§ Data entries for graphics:
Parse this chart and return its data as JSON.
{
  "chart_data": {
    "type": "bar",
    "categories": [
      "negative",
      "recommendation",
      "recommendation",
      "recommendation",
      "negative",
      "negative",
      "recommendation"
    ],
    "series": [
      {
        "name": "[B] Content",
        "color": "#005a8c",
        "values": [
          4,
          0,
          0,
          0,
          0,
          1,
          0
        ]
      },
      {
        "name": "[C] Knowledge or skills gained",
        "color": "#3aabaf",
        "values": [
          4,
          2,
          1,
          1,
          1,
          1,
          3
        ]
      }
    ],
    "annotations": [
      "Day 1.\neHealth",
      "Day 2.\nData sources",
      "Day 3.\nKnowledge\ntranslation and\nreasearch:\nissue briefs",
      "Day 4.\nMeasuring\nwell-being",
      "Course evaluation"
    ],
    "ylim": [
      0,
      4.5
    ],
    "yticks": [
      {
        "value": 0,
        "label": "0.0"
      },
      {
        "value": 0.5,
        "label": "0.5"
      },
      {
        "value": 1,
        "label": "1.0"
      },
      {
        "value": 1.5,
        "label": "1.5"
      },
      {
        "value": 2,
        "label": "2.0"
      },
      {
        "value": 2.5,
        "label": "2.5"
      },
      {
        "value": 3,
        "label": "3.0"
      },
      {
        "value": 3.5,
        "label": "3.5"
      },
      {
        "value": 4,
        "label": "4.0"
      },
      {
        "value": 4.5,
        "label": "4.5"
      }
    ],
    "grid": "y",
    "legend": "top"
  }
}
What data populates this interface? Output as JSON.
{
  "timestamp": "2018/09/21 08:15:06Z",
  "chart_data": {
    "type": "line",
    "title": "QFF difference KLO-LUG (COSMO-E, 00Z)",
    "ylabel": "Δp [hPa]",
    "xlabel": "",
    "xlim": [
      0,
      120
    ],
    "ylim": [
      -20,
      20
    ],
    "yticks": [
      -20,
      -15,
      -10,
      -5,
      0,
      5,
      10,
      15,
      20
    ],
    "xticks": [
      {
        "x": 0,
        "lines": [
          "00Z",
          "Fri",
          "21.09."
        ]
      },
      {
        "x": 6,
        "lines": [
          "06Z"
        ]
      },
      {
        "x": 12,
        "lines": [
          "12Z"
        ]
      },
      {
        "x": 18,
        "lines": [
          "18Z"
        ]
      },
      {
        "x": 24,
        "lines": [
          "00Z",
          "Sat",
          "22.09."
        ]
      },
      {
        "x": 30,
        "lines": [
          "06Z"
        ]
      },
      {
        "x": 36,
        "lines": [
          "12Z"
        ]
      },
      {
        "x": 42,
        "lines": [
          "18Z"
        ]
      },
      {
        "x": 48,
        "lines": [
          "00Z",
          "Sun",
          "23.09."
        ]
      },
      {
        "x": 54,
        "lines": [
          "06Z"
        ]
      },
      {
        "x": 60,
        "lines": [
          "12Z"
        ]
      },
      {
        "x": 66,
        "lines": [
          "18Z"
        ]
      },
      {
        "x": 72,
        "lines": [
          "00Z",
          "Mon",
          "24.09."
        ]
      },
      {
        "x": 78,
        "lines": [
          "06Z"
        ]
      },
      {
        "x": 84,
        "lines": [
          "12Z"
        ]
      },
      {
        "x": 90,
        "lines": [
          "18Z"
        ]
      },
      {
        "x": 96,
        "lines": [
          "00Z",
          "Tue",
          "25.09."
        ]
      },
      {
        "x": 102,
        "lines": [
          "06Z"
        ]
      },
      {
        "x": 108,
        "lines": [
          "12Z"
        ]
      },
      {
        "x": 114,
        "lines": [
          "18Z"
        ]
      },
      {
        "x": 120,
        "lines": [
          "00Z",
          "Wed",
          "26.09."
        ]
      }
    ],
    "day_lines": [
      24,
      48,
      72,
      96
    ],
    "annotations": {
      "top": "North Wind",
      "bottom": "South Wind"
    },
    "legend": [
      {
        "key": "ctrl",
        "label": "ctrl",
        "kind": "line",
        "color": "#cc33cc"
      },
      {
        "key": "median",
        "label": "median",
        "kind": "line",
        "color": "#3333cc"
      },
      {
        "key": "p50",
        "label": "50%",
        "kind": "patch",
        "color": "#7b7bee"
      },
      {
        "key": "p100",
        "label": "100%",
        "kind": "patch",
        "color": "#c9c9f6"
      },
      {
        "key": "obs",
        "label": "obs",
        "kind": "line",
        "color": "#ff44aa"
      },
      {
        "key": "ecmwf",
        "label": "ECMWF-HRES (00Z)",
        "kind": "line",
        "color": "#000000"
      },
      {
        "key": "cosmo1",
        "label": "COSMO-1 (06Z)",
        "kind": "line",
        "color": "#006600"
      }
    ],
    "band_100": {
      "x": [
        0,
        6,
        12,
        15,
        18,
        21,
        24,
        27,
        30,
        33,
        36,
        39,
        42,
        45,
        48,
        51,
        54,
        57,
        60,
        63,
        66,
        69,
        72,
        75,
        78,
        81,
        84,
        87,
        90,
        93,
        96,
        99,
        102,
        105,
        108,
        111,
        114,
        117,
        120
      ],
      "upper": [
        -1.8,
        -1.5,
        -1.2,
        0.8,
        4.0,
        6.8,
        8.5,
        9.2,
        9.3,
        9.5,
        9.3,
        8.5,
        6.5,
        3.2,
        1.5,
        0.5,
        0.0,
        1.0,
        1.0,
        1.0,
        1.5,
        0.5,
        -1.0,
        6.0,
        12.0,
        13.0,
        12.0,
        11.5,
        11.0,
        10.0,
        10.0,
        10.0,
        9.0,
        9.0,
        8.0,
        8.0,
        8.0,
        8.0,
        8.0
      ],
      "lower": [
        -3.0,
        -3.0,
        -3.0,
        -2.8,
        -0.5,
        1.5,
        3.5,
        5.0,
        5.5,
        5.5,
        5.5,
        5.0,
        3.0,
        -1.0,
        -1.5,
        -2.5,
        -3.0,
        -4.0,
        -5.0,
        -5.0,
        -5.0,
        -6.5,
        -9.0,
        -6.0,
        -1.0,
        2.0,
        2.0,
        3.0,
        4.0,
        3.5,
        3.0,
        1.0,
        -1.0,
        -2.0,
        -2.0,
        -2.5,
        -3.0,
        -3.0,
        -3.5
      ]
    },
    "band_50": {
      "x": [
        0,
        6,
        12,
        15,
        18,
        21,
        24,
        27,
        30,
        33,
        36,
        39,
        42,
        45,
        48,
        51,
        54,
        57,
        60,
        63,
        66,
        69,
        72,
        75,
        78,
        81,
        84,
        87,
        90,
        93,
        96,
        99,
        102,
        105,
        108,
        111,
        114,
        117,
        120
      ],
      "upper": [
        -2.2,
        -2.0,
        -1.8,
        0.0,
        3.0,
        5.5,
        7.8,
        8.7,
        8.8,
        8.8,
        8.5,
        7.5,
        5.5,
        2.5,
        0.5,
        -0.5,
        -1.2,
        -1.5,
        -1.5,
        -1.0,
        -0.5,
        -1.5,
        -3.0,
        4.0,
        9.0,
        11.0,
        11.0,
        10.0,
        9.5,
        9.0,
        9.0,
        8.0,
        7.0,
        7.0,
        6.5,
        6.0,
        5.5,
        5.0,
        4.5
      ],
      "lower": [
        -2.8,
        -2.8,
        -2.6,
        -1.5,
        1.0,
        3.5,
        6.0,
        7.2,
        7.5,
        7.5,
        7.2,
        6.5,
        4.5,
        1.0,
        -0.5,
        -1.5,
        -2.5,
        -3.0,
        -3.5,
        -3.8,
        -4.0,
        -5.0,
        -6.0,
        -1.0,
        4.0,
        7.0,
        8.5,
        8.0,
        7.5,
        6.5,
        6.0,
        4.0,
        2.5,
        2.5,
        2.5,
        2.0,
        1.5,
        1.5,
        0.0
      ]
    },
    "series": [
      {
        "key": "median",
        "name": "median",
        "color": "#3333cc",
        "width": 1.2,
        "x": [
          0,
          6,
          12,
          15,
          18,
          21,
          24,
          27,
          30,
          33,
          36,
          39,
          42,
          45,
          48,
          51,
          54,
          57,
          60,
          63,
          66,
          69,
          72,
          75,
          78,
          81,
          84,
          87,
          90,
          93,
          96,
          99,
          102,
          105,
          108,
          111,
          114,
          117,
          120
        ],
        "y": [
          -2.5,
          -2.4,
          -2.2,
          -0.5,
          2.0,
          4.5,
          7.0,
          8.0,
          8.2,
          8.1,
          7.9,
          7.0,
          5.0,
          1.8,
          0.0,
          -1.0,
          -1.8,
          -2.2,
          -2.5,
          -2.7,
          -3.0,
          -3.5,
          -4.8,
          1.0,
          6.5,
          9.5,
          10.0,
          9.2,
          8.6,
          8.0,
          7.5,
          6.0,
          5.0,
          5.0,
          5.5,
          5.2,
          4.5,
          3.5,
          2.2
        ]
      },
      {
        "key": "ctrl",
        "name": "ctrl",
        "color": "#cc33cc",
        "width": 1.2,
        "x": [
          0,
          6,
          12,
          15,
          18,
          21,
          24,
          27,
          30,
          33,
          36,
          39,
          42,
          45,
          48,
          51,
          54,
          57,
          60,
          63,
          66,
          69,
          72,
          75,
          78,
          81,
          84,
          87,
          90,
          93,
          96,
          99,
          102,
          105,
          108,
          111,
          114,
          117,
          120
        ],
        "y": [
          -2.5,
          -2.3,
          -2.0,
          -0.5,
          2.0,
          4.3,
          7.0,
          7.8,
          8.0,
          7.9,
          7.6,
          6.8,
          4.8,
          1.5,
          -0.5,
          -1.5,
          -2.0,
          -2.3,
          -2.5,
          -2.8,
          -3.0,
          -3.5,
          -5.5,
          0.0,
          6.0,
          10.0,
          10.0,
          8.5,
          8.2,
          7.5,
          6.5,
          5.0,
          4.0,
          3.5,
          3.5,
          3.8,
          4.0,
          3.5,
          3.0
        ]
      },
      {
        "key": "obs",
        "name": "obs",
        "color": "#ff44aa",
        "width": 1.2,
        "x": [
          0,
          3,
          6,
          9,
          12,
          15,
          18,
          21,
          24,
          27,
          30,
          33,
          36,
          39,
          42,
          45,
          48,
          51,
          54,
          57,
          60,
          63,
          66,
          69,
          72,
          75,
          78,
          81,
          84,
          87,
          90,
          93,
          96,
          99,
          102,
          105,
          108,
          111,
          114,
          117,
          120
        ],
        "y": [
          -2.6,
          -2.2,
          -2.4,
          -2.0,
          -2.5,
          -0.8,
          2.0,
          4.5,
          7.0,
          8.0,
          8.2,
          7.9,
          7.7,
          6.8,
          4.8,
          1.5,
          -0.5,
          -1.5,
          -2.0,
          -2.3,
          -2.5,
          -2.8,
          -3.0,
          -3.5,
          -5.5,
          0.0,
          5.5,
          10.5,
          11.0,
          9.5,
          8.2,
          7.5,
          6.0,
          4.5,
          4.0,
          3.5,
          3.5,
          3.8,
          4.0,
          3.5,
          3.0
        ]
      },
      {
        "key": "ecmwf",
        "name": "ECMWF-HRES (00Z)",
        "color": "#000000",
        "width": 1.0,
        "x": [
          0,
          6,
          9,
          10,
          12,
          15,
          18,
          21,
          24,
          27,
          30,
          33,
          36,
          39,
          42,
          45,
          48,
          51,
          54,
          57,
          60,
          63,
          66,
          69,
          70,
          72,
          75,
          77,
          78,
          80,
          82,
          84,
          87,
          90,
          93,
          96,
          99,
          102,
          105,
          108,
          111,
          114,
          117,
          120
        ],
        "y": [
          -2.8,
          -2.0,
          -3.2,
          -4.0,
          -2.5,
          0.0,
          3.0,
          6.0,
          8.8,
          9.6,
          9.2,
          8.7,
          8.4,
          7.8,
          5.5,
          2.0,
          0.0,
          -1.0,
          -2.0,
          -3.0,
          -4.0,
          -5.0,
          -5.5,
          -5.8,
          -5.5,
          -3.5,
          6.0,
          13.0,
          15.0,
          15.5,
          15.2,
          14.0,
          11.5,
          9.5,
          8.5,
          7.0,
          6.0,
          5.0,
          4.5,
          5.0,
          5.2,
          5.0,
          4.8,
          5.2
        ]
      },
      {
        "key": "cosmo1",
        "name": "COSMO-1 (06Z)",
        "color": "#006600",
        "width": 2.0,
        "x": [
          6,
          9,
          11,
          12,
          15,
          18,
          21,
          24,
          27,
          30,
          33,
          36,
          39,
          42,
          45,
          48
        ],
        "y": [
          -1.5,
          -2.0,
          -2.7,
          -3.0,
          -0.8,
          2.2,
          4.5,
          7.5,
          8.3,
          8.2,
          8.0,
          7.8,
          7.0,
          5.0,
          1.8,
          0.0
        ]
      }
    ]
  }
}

§ Problem to work on:
Search the entries for the word "JSON" and pick out every line that holds it.

§ Result below:
Parse this chart and return its data as JSON.
What data populates this interface? Output as JSON.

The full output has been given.